▶ _Your instructions_
Copy out lines with the word "type" from the material that follows.

▶ _Available data_
+ + + +
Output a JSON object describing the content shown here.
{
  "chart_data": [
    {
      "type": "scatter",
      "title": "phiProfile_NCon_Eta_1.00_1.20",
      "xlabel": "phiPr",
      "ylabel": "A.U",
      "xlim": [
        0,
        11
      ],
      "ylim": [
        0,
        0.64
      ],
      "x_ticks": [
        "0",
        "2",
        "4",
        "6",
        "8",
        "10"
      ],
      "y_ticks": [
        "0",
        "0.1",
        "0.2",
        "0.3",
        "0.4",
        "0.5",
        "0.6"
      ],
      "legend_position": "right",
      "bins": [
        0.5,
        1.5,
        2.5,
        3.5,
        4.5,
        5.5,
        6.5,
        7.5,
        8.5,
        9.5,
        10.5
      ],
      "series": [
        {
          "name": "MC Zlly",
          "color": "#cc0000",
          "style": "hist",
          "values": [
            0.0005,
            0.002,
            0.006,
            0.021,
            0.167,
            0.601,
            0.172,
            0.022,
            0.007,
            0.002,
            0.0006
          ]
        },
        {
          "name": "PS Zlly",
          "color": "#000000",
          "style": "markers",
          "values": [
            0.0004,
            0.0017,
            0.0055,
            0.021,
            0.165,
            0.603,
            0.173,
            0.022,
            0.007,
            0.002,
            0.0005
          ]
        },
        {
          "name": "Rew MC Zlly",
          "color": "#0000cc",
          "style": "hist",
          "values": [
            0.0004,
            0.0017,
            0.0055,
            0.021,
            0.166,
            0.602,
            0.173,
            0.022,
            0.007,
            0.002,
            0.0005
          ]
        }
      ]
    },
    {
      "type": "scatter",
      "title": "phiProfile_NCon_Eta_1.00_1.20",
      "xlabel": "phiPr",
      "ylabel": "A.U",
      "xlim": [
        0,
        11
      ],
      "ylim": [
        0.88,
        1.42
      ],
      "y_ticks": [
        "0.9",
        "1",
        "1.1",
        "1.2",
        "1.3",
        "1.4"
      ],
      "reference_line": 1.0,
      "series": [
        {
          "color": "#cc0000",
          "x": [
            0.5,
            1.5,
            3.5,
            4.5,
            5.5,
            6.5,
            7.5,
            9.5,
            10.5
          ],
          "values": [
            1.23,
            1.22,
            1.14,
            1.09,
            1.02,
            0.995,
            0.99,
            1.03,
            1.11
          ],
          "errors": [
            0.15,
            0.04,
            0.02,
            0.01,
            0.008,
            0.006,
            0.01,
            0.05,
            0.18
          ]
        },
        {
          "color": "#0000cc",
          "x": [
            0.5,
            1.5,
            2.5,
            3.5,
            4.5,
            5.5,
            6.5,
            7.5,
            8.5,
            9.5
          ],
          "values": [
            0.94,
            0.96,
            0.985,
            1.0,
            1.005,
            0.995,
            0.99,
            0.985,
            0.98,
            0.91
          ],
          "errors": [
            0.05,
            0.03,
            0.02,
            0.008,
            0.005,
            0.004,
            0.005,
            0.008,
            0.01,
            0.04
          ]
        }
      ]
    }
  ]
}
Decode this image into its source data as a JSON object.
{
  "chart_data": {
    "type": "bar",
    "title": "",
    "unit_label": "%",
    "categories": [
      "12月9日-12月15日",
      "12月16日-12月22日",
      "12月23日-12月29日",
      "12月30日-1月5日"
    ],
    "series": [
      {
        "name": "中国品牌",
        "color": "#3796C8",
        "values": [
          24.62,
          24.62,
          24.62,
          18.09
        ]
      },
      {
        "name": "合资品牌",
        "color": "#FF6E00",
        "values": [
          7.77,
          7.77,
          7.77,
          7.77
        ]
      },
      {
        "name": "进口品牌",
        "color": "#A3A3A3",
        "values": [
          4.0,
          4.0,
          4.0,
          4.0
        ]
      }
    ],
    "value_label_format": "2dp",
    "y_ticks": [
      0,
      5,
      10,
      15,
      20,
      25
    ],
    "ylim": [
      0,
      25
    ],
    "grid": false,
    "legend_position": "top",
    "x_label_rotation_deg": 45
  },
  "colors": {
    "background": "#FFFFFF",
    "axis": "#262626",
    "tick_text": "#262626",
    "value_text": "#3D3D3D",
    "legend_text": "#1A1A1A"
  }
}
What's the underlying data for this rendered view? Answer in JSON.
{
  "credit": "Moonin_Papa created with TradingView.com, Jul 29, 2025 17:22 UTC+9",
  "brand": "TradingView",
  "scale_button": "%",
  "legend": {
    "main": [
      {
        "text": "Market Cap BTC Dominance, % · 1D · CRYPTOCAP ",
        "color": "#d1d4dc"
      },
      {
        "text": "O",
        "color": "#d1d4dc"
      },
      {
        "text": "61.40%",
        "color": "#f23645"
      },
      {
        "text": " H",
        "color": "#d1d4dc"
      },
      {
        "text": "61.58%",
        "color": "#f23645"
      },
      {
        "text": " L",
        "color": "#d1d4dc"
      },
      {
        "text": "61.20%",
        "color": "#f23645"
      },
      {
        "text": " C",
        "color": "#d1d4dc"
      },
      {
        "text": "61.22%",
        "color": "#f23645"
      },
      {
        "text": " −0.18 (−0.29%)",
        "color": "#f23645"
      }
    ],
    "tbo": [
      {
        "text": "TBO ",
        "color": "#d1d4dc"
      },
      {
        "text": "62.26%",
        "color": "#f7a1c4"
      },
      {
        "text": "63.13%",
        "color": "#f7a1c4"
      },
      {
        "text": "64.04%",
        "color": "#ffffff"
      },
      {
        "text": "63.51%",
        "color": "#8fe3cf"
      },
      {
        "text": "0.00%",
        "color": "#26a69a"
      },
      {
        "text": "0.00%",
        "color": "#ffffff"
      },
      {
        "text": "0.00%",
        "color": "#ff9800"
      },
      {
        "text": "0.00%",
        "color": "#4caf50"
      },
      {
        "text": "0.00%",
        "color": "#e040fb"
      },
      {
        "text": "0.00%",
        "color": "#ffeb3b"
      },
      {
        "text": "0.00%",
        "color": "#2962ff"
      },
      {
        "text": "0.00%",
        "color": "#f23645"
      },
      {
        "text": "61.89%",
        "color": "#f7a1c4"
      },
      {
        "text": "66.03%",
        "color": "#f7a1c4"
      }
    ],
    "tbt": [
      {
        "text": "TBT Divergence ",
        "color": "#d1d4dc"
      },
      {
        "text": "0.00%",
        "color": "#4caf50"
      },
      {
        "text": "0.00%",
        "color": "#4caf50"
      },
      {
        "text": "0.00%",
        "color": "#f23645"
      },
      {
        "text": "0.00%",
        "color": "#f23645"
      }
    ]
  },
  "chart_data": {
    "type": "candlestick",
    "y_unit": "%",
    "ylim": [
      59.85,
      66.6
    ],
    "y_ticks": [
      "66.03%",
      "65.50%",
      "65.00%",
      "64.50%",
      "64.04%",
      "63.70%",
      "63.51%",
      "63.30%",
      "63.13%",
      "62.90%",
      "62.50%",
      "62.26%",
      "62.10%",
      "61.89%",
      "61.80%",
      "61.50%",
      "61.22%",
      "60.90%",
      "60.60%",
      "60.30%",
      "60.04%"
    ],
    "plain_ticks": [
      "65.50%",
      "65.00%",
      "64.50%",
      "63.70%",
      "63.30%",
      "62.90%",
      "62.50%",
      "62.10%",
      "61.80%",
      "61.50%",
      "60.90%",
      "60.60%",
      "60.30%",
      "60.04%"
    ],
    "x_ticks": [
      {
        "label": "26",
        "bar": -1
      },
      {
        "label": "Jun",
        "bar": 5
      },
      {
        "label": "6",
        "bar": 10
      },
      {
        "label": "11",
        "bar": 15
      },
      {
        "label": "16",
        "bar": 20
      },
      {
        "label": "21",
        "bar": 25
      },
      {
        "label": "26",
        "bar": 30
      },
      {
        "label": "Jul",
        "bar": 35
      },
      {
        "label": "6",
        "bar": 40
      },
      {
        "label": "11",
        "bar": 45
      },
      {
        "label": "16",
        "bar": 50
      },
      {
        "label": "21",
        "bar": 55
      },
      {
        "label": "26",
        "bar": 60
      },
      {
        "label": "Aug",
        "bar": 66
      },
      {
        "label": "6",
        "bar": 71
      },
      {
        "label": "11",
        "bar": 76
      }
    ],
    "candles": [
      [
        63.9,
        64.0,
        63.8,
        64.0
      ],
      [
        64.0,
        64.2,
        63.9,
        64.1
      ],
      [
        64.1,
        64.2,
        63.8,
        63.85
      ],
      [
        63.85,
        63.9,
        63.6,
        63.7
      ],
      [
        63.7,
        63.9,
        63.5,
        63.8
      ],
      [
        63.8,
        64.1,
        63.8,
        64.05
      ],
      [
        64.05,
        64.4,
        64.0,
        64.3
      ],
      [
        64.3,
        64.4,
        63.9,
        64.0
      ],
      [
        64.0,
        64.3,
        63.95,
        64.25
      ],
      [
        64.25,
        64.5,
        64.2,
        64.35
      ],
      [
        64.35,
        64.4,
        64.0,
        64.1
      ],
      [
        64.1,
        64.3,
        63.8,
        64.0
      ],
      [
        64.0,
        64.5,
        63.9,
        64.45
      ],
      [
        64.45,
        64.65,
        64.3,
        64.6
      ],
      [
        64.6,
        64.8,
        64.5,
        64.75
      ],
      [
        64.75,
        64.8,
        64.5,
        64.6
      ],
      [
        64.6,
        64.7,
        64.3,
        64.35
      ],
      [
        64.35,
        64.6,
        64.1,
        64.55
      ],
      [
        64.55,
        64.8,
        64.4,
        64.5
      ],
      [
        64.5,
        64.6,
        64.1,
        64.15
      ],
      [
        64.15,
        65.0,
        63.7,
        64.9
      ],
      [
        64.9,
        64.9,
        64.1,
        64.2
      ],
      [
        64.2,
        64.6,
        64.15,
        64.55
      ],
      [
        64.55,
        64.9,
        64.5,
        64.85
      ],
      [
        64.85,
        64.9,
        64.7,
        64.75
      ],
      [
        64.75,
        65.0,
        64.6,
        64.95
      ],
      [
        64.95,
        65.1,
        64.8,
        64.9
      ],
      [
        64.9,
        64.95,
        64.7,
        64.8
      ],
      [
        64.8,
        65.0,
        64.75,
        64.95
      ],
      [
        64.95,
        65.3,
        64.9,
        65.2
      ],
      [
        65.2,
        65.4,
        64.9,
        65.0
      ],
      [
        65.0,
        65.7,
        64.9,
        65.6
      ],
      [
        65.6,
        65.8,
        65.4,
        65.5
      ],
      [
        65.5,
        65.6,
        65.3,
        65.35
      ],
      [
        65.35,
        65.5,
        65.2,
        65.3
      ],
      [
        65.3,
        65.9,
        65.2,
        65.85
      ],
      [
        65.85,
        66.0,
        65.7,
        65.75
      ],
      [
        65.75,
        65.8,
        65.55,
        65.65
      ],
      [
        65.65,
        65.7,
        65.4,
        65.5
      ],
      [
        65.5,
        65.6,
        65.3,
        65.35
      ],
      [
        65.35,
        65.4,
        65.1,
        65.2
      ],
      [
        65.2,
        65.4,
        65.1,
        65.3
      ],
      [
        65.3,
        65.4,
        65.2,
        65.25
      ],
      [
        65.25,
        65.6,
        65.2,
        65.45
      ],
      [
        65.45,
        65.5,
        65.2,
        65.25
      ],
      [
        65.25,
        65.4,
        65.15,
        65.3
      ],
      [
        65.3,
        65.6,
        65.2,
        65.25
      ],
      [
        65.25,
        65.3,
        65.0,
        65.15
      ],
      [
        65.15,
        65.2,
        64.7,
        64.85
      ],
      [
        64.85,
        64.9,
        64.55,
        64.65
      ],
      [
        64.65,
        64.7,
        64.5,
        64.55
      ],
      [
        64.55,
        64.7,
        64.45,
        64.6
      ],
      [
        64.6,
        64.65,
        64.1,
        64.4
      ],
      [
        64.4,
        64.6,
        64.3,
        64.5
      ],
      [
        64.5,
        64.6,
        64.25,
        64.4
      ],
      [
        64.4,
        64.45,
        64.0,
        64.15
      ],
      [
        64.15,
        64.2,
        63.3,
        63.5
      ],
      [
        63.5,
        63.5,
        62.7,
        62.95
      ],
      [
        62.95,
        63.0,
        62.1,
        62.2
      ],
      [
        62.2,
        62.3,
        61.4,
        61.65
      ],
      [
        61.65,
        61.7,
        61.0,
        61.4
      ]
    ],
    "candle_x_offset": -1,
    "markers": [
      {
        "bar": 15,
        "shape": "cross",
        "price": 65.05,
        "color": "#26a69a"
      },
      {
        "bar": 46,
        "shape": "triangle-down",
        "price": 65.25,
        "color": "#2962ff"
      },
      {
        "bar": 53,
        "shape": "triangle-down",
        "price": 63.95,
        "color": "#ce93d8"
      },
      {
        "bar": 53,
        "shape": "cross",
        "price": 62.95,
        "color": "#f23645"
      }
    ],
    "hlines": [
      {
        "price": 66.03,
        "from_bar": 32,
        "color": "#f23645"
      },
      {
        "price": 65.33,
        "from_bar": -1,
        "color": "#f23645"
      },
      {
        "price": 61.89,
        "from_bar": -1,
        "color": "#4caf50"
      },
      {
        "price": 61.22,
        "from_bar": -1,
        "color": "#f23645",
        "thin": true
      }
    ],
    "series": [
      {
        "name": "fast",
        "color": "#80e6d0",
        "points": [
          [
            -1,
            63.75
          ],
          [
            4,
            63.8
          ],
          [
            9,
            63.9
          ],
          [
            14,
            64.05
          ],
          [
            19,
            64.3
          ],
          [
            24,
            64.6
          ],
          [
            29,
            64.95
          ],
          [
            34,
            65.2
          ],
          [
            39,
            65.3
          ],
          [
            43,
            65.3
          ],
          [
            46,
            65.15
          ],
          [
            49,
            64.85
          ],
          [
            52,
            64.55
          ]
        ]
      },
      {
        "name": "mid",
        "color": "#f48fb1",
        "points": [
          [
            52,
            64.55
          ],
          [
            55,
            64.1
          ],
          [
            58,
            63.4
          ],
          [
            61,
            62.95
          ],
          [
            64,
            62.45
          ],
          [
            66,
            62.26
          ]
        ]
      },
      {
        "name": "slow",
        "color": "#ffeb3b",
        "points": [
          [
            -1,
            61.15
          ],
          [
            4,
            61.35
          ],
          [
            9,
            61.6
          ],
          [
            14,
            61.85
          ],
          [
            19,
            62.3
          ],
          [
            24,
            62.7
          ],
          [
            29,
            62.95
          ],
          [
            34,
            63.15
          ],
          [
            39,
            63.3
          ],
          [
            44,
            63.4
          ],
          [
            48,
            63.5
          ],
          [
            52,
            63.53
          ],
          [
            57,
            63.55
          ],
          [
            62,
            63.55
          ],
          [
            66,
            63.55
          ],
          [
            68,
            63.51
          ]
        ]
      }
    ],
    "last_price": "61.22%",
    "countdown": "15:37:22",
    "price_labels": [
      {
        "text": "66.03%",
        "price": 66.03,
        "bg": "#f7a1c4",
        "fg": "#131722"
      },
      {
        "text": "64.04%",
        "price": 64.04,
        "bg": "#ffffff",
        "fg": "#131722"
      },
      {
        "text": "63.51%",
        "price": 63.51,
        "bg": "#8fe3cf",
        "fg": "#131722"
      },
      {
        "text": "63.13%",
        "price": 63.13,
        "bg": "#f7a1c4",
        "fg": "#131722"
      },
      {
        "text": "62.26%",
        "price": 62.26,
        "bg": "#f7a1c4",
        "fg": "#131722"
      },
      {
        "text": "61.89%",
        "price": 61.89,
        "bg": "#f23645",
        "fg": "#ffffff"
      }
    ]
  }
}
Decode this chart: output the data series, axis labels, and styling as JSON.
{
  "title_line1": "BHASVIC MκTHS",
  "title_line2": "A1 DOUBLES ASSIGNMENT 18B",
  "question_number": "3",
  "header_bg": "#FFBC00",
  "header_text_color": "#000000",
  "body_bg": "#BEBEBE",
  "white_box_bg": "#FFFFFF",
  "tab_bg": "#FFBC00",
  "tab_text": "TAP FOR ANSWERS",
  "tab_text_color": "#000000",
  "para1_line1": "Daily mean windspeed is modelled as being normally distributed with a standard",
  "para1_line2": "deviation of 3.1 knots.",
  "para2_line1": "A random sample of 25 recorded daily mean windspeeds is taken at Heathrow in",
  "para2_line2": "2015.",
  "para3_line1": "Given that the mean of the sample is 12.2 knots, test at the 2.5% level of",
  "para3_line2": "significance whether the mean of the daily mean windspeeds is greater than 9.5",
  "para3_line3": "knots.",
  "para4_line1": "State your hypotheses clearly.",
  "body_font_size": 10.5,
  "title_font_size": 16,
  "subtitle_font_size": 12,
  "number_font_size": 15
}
+ + + +
▶ _Response to this exercise_
      "type": "scatter",
      "type": "scatter",
    "type": "bar",
    "type": "candlestick",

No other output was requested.